THE REQUEST
Search the material below for the string "text" and list each line that holds it.

Dataset entries
···
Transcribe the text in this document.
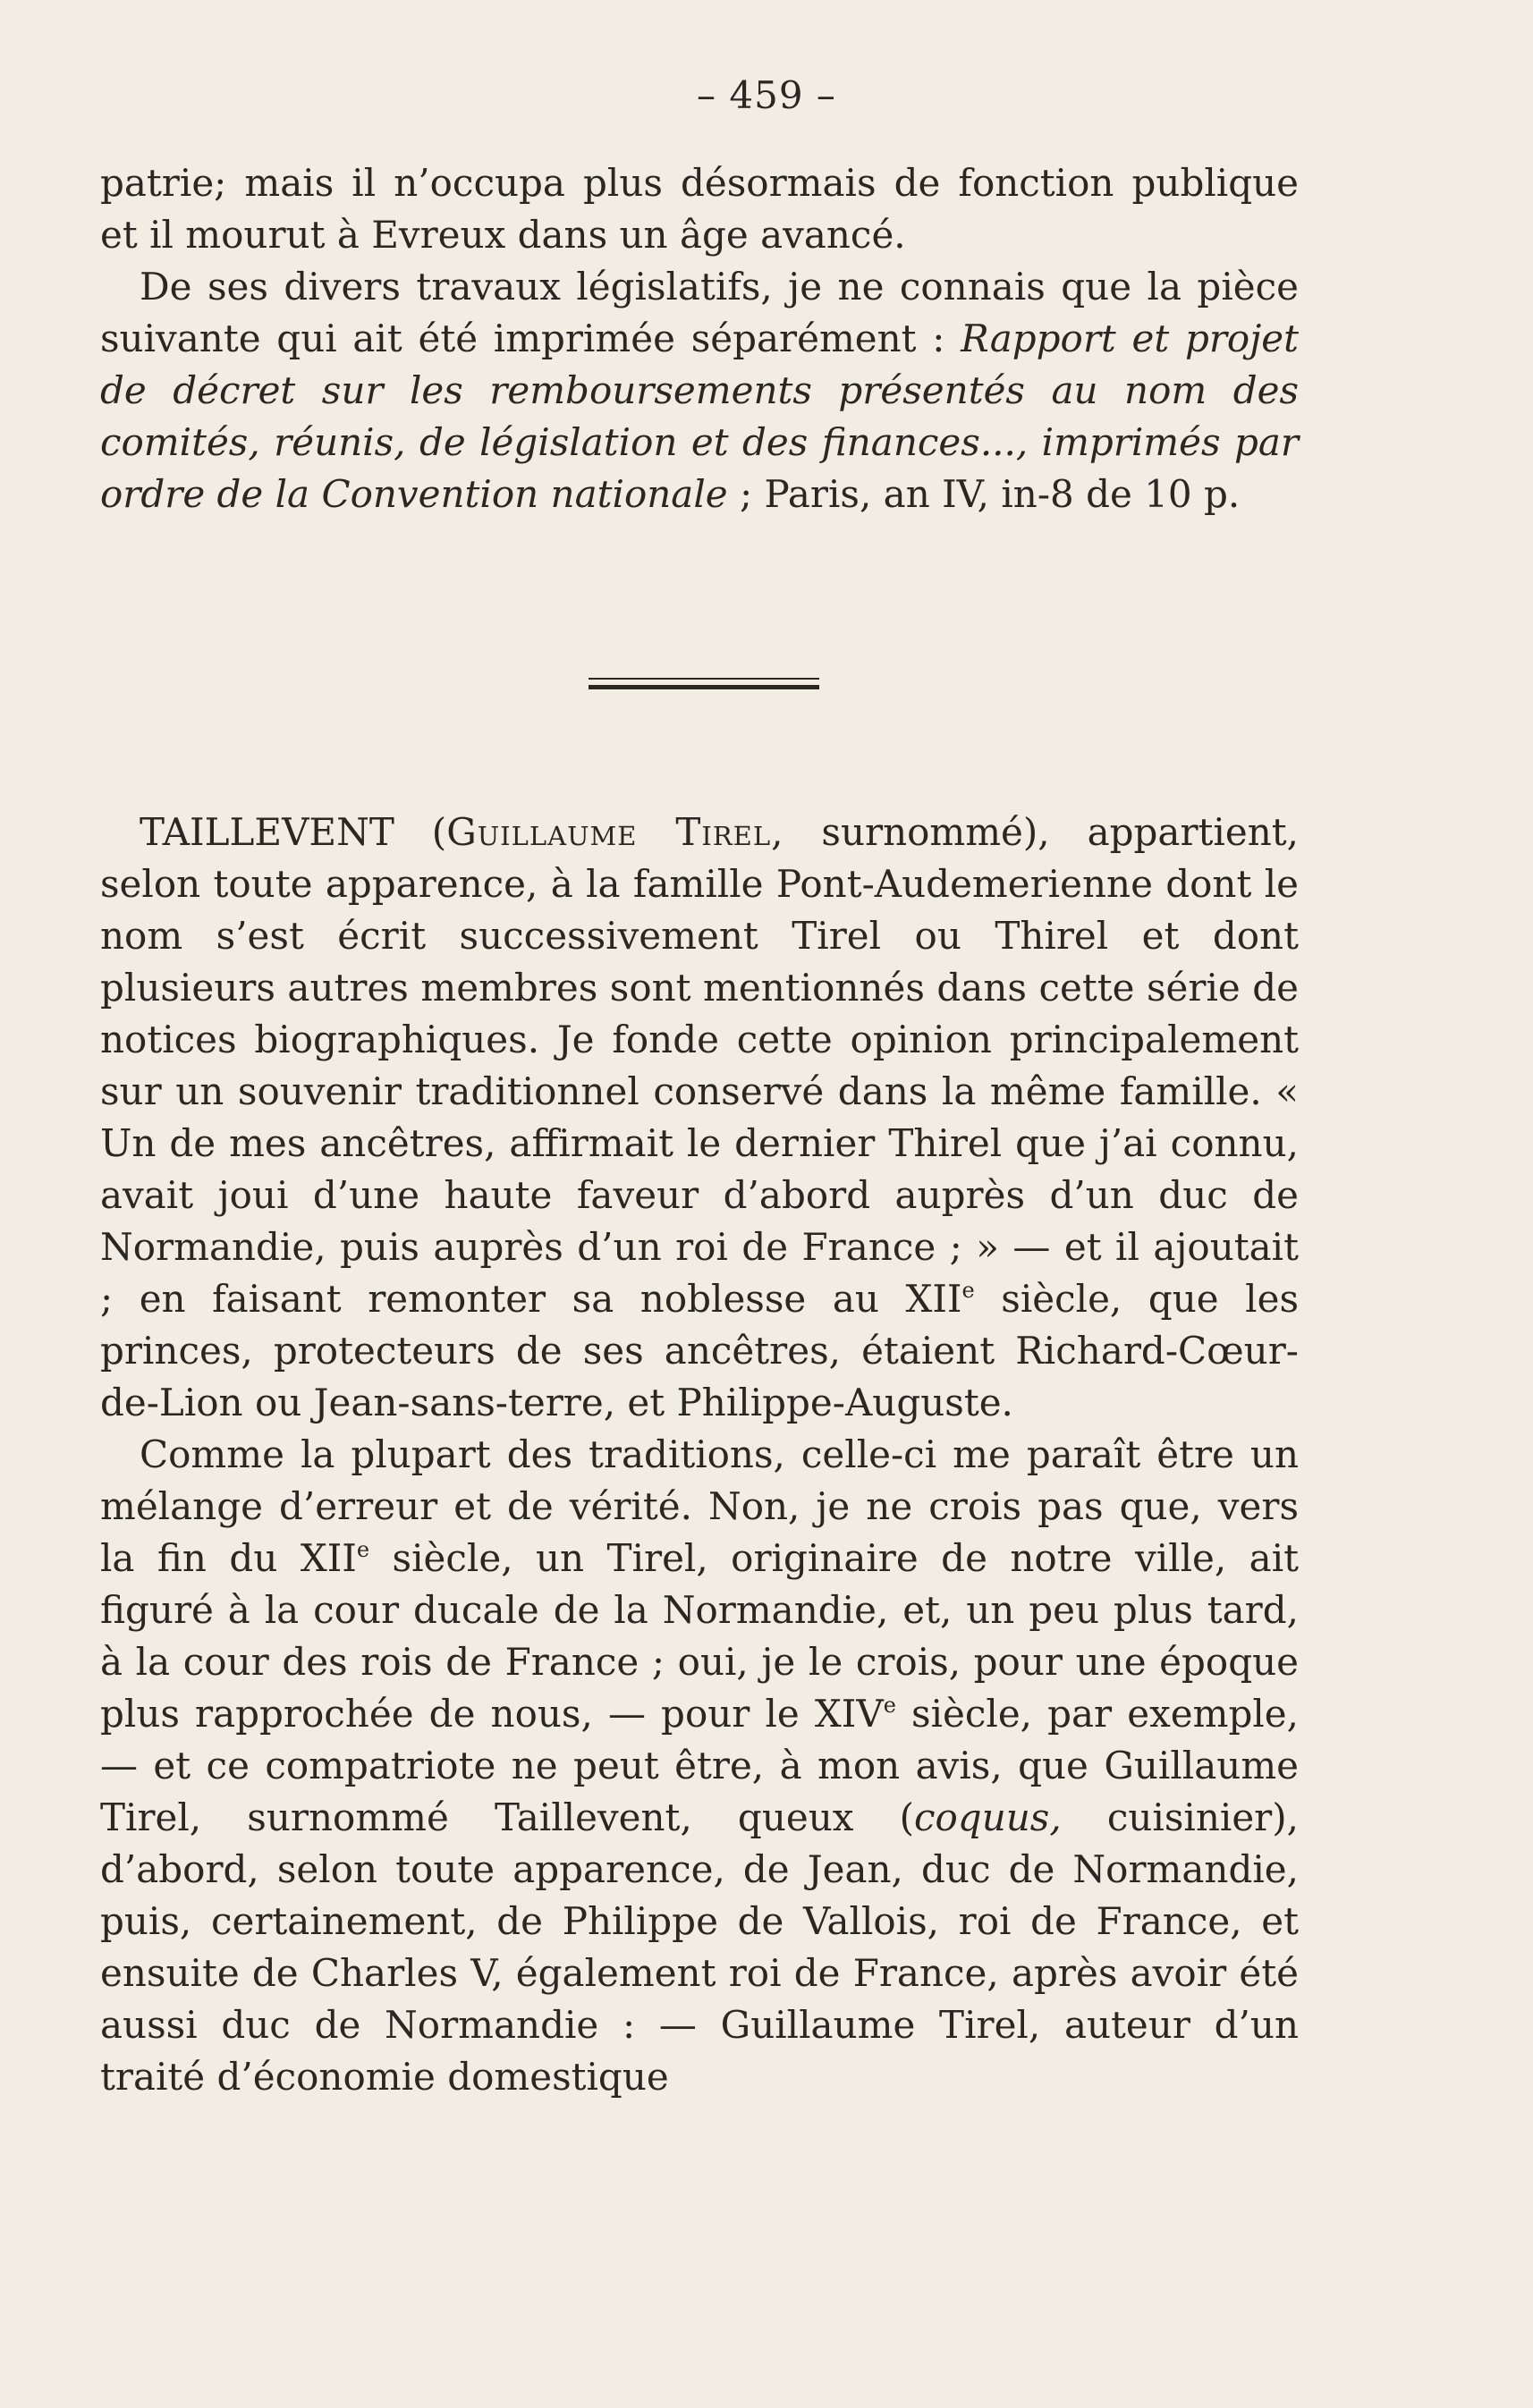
– 459 –

patrie; mais il n’occupa plus désormais de fonction publique et il mourut à Evreux dans un âge avancé.

De ses divers travaux législatifs, je ne connais que la pièce suivante qui ait été imprimée séparément : Rapport et projet de décret sur les remboursements présentés au nom des comités, réunis, de législation et des finances..., imprimés par ordre de la Convention nationale ; Paris, an IV, in-8 de 10 p.

TAILLEVENT (Guillaume Tirel, surnommé), appartient, selon toute apparence, à la famille Pont-Audemerienne dont le nom s’est écrit successivement Tirel ou Thirel et dont plusieurs autres membres sont mentionnés dans cette série de notices biographiques. Je fonde cette opinion principalement sur un souvenir traditionnel conservé dans la même famille. « Un de mes ancêtres, affirmait le dernier Thirel que j’ai connu, avait joui d’une haute faveur d’abord auprès d’un duc de Normandie, puis auprès d’un roi de France ; » — et il ajoutait ; en faisant remonter sa noblesse au XIIe siècle, que les princes, protecteurs de ses ancêtres, étaient Richard-Cœur-de-Lion ou Jean-sans-terre, et Philippe-Auguste.

Comme la plupart des traditions, celle-ci me paraît être un mélange d’erreur et de vérité. Non, je ne crois pas que, vers la fin du XIIe siècle, un Tirel, originaire de notre ville, ait figuré à la cour ducale de la Normandie, et, un peu plus tard, à la cour des rois de France ; oui, je le crois, pour une époque plus rapprochée de nous, — pour le XIVe siècle, par exemple, — et ce compatriote ne peut être, à mon avis, que Guillaume Tirel, surnommé Taillevent, queux (coquus, cuisinier), d’abord, selon toute apparence, de Jean, duc de Normandie, puis, certainement, de Philippe de Vallois, roi de France, et ensuite de Charles V, également roi de France, après avoir été aussi duc de Normandie : — Guillaume Tirel, auteur d’un traité d’économie domestique
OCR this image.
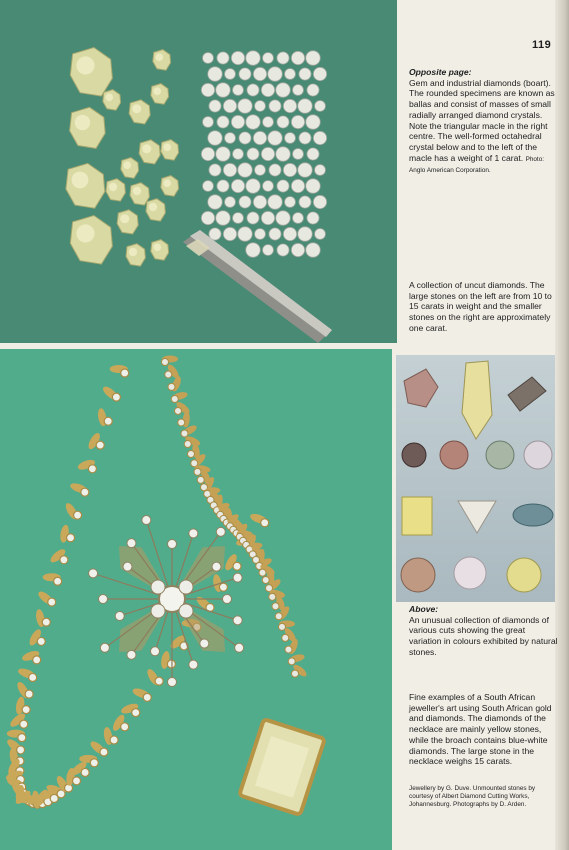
119
Opposite page:
Gem and industrial diamonds (boart). The rounded specimens are known as ballas and consist of masses of small radially arranged diamond crystals. Note the triangular macle in the right centre. The well-formed octahedral crystal below and to the left of the macle has a weight of 1 carat. Photo: Anglo American Corporation.
A collection of uncut diamonds. The large stones on the left are from 10 to 15 carats in weight and the smaller stones on the right are approximately one carat.
Above:
An unusual collection of diamonds of various cuts showing the great variation in colours exhibited by natural stones.
Fine examples of a South African jeweller's art using South African gold and diamonds. The diamonds of the necklace are mainly yellow stones, while the broach contains blue-white diamonds. The large stone in the necklace weighs 15 carats.
Jewellery by G. Duve. Unmounted stones by courtesy of Albert Diamond Cutting Works, Johannesburg. Photographs by D. Arden.
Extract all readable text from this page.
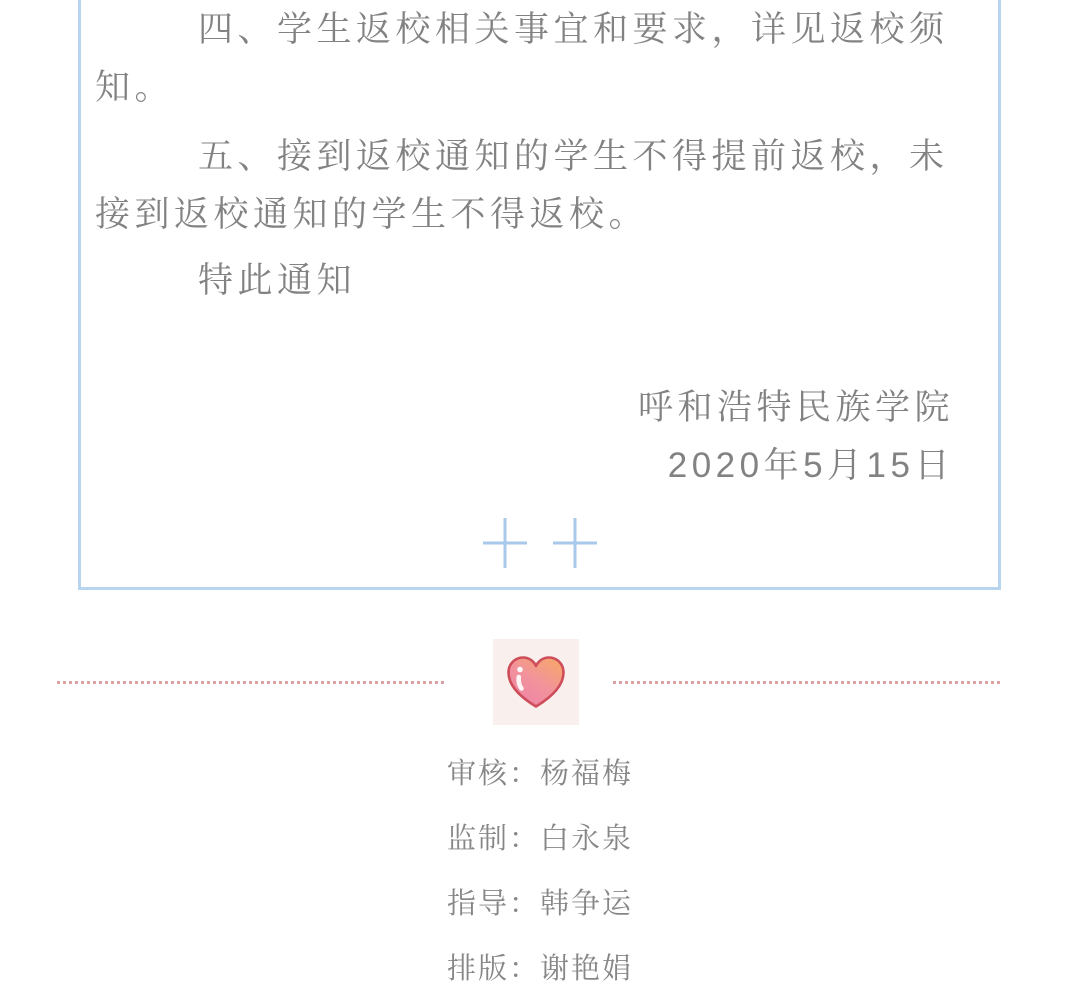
四、学生返校相关事宜和要求，详见返校须
知。
五、接到返校通知的学生不得提前返校，未
接到返校通知的学生不得返校。
特此通知
呼和浩特民族学院
2020年5月15日
审核：杨福梅
监制：白永泉
指导：韩争运
排版：谢艳娟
···
FINAL RESULT
Transcribe the text in this document.
Extract all readable text from this page.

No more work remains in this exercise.